◆ Tareas y ejercicios ◆
a) Resume en dos oraciones el texto sobre Pola Negri.
b) Prosigue el texto sobre Pola Negri a partir de su última oración.
═══ Fragmento seleccionado ═══
Desde el primer momento, su magnética belleza —ahora siniestra, ahora cálida; pero siempre exótica y pasional— encandiló a las audiencias estadounidenses. Dio nombre a un perfume y protagonizó campañas publicitarias. Pero en el cine, a lo que había ido, nunca acabó de despuntar. Topó con la censura desde el primer plano que rodó. Su sugerente forma de bailar —nadie como ella para los tangos más apasionados—, su manera de contonearse, su afectación al mover los brazos… En fin, el conjunto de su interpretación se consideró escandaloso. Tras el primer fracaso de Bella Donna se esperaba un éxito que nunca llegó. Los títulos se sucedían en su filmografía americana. Pero lo más parecido al aplauso conseguido en Alemania fue su última colaboración con Lubitsch: Frivolidad de una dama (1924).
Sí se hablaba, demasiado y muy mal, de sus amoríos con Chaplin. En 1926, cuando Rodolfo Valentino murió, Pola Negri aseguró que iban a casarse. Nadie la creyó, aunque siguió el féretro del “mejor amante del mundo” de Nueva York hasta Hollywood. Mussolini mandó una escuadra de camisas negras a velar el cadáver —por aquello de los orígenes italianos del actor— y allí estaba Pola, llorando ante el féretro del galán con los fascistas saludando a la romana. Mary Pickford, la novia de América, no escatimó insultos hacia su compañera durante aquel escándalo.
═══ Datos proporcionados ═══
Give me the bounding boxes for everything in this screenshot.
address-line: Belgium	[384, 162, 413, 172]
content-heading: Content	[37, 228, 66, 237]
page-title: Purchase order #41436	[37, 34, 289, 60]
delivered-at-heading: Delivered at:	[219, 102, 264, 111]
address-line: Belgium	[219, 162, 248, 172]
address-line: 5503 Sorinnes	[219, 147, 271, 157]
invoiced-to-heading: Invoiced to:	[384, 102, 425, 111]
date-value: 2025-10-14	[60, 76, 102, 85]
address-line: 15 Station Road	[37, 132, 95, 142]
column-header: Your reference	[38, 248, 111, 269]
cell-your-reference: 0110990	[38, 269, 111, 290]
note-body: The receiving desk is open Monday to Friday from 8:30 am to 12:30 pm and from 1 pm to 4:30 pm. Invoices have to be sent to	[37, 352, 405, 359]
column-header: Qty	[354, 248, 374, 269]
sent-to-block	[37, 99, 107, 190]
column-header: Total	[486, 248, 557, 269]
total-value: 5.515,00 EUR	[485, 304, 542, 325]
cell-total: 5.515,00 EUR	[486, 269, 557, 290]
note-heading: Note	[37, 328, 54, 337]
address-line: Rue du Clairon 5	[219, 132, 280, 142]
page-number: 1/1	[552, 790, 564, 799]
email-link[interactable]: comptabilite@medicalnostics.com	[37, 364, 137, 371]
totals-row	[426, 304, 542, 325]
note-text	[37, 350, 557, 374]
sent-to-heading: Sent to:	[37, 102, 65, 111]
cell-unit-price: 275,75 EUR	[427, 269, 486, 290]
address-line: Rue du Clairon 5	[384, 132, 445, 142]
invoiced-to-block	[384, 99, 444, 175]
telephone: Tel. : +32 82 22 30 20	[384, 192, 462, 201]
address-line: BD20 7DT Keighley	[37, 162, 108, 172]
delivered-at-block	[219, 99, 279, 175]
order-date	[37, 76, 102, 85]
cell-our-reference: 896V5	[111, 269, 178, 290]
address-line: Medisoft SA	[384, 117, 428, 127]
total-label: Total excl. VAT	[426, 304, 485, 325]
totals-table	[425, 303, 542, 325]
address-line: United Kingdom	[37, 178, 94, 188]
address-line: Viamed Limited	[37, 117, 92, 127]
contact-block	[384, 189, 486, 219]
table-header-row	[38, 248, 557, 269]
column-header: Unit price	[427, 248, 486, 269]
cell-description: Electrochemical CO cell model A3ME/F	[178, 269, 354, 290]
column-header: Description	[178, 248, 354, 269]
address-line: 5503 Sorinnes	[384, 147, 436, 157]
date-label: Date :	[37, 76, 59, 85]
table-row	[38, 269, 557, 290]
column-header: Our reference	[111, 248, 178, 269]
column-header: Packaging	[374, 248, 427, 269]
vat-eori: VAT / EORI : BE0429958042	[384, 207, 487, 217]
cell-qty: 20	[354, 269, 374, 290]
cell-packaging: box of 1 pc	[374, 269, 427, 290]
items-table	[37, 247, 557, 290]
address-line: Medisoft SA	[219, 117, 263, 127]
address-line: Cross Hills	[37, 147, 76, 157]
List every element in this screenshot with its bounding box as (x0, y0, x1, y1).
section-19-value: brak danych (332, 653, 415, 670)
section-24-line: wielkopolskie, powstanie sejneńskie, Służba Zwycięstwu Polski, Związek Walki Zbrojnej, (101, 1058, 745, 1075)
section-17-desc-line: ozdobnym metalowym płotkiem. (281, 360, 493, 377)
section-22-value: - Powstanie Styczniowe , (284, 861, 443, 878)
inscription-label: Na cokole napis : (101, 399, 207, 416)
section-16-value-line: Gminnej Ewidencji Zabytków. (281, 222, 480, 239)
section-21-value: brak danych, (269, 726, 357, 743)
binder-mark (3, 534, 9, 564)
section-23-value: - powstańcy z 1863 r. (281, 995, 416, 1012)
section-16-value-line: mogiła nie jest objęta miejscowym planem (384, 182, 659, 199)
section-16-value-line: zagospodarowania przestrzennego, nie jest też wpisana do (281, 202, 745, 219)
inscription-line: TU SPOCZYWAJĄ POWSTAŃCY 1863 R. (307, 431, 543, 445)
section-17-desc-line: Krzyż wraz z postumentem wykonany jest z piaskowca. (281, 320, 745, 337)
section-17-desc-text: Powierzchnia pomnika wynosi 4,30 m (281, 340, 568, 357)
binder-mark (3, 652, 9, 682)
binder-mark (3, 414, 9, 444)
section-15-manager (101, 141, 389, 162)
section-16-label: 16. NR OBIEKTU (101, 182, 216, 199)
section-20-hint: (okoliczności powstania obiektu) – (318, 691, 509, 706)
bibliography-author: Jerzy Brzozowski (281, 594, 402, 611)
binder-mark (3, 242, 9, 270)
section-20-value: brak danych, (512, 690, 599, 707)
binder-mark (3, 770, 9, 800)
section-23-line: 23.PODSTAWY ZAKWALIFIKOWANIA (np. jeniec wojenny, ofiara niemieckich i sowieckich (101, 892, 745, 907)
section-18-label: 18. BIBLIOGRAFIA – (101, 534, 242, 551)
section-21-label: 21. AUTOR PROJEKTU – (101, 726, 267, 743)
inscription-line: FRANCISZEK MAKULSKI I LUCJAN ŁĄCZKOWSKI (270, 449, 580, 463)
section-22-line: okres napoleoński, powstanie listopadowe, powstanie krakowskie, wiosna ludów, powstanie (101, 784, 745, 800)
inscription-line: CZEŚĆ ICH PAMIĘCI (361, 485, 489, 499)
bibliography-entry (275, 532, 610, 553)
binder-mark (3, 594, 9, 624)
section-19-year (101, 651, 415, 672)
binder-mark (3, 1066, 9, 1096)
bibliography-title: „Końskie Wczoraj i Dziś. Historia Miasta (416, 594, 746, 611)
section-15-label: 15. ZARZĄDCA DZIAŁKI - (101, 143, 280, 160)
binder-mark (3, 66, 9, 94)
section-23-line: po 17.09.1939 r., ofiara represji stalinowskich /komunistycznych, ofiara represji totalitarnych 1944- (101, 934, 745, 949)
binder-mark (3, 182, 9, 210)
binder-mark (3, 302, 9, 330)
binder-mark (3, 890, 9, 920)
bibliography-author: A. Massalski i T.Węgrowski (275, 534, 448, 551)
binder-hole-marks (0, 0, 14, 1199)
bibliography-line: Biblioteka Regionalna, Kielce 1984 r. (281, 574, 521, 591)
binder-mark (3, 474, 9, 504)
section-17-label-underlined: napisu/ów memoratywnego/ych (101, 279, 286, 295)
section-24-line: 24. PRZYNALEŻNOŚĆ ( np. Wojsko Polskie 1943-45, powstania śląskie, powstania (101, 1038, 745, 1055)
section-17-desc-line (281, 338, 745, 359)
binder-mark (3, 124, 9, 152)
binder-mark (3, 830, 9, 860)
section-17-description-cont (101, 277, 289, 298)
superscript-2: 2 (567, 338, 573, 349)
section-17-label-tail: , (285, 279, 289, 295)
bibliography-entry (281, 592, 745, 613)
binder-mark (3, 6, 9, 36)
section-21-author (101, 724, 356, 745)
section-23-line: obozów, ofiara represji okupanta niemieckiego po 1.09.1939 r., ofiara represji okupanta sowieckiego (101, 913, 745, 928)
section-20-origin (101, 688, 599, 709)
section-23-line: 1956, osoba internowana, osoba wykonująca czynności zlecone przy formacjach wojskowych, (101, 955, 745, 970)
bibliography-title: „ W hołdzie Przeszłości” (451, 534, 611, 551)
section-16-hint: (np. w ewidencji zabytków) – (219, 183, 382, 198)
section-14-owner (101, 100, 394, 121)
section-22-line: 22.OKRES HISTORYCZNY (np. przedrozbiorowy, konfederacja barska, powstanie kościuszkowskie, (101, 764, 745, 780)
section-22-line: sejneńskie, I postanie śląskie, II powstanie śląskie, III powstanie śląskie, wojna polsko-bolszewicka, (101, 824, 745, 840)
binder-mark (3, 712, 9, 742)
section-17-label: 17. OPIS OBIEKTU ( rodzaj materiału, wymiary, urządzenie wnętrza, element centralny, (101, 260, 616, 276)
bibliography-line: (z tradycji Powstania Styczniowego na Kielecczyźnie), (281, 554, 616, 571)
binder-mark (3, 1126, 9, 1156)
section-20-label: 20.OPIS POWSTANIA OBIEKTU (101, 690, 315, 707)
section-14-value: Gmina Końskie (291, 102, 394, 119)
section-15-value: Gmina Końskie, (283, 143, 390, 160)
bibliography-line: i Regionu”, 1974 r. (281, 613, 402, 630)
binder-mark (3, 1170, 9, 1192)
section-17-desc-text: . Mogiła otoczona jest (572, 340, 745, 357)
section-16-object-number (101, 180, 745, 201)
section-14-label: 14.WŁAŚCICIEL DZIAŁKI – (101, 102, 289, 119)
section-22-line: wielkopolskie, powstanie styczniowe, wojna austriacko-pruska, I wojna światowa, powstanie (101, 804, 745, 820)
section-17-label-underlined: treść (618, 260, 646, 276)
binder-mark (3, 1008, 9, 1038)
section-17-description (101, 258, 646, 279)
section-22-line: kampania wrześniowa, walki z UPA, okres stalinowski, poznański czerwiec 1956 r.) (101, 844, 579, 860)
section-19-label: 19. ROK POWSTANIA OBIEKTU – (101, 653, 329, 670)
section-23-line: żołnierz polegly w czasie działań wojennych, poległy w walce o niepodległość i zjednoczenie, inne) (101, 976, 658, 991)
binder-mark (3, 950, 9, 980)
═══
◆ Resultados esperados ◆
a) La belleza exótica de Pola Negri cautivó al público estadounidense, dio nombre a un perfume y la llevó a protagonizar campañas publicitarias. Sin embargo, en el cine chocó con la censura, que juzgó escandalosa su interpretación, y no alcanzó el éxito esperado; además, se criticaban sus amoríos con Chaplin, y cuando Rodolfo Valentino murió en 1926 afirmó que iban a casarse, algo que nadie creyó.

b)
Algunos sostienen que en 1928, cuando, tras la nueva ruina que trajo a sus productores La mujer de Moscú, de Ludwig Berger, Pola Negri decidió abandonar los Estados Unidos, no fue porque estuviese harta de defraudar las esperanzas puestas en ella; fue por el convencimiento de que su voz —tenía mucho acento de polaca y su inglés era muy deficiente— nunca iba a superar la prueba del inminente sonido.
De vuelta a Europa su experiencia fue errática. Trabajó en Londres y en París, e incluso regresó fugazmente a Hollywood. De nuevo en la UFA, ya bajo control de Joseph Goebbels, los estudios no eran lo que fueron. Protagonizó uno de sus bailes más tórridos en Tango nocturno (Fritz Kirchhoff, 1937). Pero sus supuestos orígenes hebreos no tardaron en buscarle problemas con los nazis.
Había sido la primera de las actrices europeas que supo que, en Hollywood, la gloria es más efímera que en el resto del mundo y que, cuando se pierde, duele más porque el brillo ha sido mayor. No obstante lo cual, regresó a Estados Unidos, adoptó la nacionalidad del país y de Pola Negri nunca más se volvió a hablar. Wilder le ofreció el papel de Norma Desmond, pero ella, muy ofendida, lo rechazó.